◆ **What you have to do**
Read the lines below. Copy out any that hold the string "this".

[Records excerpted from a collection]
= = = = =
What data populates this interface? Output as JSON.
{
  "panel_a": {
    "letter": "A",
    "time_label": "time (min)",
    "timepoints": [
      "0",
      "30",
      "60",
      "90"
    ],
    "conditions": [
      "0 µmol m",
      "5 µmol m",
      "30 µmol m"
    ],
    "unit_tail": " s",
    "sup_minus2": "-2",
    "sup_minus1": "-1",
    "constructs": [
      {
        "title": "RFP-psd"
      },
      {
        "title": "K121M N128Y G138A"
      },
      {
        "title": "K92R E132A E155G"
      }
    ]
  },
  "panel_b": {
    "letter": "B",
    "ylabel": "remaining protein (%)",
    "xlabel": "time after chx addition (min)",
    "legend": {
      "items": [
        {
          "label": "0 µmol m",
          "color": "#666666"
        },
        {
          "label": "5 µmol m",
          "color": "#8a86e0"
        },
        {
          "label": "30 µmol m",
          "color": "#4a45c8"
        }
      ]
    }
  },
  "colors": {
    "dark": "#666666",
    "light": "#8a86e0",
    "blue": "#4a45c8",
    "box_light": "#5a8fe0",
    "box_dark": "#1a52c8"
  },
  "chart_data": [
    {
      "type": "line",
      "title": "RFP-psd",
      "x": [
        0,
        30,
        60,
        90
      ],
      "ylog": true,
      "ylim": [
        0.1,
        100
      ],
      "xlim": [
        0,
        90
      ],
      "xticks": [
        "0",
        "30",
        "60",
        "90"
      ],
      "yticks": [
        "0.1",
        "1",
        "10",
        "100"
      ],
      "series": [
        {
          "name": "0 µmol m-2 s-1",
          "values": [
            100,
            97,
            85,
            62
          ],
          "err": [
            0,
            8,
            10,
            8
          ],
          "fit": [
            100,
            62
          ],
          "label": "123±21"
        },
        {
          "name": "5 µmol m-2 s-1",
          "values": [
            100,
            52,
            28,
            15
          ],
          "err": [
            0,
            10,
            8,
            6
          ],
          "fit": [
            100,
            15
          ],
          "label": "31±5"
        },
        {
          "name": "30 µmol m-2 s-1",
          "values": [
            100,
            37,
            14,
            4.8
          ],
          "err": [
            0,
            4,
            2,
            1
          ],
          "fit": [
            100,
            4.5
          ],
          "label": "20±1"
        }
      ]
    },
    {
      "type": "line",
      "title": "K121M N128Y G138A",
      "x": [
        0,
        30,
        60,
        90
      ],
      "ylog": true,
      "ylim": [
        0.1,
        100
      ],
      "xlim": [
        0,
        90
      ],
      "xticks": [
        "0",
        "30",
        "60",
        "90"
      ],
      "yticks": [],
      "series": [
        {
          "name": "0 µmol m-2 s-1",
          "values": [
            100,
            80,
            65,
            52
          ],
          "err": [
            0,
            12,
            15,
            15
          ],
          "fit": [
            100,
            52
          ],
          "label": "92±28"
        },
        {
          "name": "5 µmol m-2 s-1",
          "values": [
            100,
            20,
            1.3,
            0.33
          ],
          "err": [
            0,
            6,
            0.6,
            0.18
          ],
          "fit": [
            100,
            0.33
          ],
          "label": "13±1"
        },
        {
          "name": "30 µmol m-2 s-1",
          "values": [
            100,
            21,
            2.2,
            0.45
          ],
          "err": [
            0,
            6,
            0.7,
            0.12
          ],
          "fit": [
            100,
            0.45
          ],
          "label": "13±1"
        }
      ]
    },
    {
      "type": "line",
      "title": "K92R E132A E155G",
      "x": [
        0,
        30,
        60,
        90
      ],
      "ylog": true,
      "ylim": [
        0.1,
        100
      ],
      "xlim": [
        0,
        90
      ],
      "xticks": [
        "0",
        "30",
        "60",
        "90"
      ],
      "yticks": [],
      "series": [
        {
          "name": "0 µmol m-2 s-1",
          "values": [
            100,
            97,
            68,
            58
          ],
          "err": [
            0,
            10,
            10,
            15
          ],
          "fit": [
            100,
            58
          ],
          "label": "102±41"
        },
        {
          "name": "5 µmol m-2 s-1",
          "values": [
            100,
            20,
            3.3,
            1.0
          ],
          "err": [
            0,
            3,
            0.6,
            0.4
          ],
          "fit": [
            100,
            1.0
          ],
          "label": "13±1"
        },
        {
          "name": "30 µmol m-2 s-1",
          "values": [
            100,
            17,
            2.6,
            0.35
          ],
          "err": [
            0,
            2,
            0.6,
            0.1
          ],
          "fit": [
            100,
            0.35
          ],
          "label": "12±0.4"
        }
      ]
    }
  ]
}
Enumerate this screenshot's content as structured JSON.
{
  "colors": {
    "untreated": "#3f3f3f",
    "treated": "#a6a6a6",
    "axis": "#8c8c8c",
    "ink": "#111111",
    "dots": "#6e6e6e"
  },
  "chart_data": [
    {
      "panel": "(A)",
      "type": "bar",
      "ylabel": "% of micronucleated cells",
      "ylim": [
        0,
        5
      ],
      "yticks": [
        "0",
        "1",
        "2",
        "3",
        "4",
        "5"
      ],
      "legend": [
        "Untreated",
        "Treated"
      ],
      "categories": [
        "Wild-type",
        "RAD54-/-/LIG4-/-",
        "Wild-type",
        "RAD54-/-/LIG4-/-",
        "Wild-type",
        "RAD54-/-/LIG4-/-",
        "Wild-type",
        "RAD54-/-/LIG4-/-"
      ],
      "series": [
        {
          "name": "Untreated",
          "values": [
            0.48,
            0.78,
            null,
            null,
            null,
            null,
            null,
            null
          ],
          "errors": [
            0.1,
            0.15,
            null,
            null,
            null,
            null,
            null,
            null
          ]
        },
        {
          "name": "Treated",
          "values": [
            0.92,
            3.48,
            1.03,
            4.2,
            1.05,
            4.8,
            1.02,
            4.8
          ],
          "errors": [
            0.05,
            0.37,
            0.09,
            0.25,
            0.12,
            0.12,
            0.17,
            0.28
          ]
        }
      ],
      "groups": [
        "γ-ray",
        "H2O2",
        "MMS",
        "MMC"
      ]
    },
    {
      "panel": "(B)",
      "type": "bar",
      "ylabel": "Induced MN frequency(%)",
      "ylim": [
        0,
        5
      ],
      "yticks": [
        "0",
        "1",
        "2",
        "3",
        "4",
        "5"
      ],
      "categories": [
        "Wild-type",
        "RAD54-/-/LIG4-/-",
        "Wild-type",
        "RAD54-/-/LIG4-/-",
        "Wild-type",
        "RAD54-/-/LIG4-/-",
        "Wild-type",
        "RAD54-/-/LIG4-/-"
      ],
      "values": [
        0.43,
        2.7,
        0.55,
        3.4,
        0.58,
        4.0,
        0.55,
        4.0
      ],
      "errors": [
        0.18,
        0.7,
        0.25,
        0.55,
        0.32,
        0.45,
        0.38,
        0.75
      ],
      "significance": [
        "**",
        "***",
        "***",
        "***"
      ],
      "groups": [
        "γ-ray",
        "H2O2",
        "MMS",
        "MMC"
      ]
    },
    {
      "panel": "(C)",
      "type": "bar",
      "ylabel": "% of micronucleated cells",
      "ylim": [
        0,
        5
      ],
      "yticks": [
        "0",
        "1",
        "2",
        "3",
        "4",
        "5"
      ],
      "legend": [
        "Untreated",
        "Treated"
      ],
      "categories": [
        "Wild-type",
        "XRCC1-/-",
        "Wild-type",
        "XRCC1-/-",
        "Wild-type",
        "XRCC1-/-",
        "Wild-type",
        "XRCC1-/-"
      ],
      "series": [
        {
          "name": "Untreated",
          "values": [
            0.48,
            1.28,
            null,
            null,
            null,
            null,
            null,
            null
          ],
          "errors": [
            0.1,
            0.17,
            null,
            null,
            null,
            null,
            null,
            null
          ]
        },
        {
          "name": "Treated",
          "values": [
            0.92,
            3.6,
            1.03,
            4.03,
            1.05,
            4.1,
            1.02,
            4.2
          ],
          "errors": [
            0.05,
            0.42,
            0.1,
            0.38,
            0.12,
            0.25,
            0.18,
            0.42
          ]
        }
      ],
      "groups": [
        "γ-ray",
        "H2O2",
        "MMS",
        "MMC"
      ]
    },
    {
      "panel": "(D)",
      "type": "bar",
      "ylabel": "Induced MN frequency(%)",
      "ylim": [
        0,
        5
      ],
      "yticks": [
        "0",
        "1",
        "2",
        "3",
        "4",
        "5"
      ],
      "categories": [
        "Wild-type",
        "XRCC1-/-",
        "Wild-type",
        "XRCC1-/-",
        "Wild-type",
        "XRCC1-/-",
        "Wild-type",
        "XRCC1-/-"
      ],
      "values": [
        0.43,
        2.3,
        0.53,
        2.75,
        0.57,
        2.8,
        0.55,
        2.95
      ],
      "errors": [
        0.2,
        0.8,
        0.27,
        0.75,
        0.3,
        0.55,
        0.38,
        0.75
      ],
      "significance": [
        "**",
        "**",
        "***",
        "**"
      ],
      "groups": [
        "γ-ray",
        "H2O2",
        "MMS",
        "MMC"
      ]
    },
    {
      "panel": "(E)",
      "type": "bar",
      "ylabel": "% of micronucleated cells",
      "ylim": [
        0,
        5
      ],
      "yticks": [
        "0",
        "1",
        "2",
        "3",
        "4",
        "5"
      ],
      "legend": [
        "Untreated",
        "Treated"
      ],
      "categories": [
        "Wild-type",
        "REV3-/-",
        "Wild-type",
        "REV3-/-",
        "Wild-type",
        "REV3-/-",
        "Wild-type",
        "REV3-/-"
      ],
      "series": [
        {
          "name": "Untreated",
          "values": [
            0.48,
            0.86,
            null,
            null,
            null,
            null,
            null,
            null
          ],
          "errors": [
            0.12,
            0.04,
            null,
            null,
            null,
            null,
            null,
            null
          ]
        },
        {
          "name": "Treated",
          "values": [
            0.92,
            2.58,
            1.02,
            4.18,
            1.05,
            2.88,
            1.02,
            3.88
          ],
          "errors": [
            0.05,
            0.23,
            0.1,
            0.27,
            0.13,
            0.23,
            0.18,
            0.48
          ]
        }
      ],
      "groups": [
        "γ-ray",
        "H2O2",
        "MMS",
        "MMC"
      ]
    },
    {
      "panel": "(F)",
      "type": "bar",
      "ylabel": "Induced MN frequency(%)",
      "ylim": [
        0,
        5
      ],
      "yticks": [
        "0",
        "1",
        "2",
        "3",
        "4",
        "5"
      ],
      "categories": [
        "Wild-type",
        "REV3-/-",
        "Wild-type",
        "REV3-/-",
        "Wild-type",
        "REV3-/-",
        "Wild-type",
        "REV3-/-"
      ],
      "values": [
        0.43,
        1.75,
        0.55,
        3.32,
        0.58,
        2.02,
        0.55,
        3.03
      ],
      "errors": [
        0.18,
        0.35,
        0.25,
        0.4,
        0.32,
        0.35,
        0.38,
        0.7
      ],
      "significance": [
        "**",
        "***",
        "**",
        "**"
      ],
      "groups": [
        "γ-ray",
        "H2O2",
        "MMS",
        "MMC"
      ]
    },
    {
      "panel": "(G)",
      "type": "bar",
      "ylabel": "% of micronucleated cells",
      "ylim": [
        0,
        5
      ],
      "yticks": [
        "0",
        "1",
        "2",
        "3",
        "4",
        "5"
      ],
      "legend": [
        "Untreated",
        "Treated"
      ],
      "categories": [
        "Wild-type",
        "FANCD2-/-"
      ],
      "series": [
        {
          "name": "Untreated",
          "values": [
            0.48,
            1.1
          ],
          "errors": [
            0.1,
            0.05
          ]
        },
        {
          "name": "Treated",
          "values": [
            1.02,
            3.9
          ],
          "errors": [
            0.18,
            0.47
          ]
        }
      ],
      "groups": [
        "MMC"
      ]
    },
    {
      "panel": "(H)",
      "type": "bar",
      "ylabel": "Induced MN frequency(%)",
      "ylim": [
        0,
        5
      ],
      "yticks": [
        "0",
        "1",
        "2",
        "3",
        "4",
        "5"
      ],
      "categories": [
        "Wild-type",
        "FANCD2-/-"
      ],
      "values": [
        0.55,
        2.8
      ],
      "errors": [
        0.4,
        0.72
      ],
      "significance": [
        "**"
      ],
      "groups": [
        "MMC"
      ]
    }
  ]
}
= = = = =
◆ **Task answer**
What data populates this interface? Output as JSON.
Enumerate this screenshot's content as structured JSON.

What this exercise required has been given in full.